## WHAT TO DO
Repeat, exactly and completely, the entries shown underneath.

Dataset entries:
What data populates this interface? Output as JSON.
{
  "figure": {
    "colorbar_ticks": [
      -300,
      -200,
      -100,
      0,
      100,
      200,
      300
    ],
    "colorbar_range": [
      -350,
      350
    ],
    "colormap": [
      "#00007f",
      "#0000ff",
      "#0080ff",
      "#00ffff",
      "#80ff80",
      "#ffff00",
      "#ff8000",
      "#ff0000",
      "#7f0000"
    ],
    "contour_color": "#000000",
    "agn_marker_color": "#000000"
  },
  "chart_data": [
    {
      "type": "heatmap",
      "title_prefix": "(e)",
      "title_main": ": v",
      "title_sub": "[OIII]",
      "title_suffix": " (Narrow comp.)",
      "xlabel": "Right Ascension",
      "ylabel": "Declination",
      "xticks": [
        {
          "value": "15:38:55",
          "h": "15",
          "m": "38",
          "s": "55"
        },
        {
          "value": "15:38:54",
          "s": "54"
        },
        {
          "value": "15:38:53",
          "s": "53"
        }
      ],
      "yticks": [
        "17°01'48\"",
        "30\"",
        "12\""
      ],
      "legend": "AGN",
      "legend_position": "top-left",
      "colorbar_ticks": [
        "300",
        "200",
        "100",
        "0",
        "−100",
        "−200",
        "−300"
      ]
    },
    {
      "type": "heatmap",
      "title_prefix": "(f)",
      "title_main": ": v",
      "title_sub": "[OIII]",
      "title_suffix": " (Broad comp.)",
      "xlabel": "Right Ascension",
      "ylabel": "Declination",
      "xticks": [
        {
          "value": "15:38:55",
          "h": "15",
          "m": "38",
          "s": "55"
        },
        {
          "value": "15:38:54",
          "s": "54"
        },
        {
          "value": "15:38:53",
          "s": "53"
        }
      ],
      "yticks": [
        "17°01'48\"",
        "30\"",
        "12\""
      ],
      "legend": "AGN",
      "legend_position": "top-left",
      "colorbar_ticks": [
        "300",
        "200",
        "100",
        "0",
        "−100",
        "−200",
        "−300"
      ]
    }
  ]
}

## EXERCISE OUTPUT
What data populates this interface? Output as JSON.
{
  "figure": {
    "colorbar_ticks": [
      -300,
      -200,
      -100,
      0,
      100,
      200,
      300
    ],
    "colorbar_range": [
      -350,
      350
    ],
    "colormap": [
      "#00007f",
      "#0000ff",
      "#0080ff",
      "#00ffff",
      "#80ff80",
      "#ffff00",
      "#ff8000",
      "#ff0000",
      "#7f0000"
    ],
    "contour_color": "#000000",
    "agn_marker_color": "#000000"
  },
  "chart_data": [
    {
      "type": "heatmap",
      "title_prefix": "(e)",
      "title_main": ": v",
      "title_sub": "[OIII]",
      "title_suffix": " (Narrow comp.)",
      "xlabel": "Right Ascension",
      "ylabel": "Declination",
      "xticks": [
        {
          "value": "15:38:55",
          "h": "15",
          "m": "38",
          "s": "55"
        },
        {
          "value": "15:38:54",
          "s": "54"
        },
        {
          "value": "15:38:53",
          "s": "53"
        }
      ],
      "yticks": [
        "17°01'48\"",
        "30\"",
        "12\""
      ],
      "legend": "AGN",
      "legend_position": "top-left",
      "colorbar_ticks": [
        "300",
        "200",
        "100",
        "0",
        "−100",
        "−200",
        "−300"
      ]
    },
    {
      "type": "heatmap",
      "title_prefix": "(f)",
      "title_main": ": v",
      "title_sub": "[OIII]",
      "title_suffix": " (Broad comp.)",
      "xlabel": "Right Ascension",
      "ylabel": "Declination",
      "xticks": [
        {
          "value": "15:38:55",
          "h": "15",
          "m": "38",
          "s": "55"
        },
        {
          "value": "15:38:54",
          "s": "54"
        },
        {
          "value": "15:38:53",
          "s": "53"
        }
      ],
      "yticks": [
        "17°01'48\"",
        "30\"",
        "12\""
      ],
      "legend": "AGN",
      "legend_position": "top-left",
      "colorbar_ticks": [
        "300",
        "200",
        "100",
        "0",
        "−100",
        "−200",
        "−300"
      ]
    }
  ]
}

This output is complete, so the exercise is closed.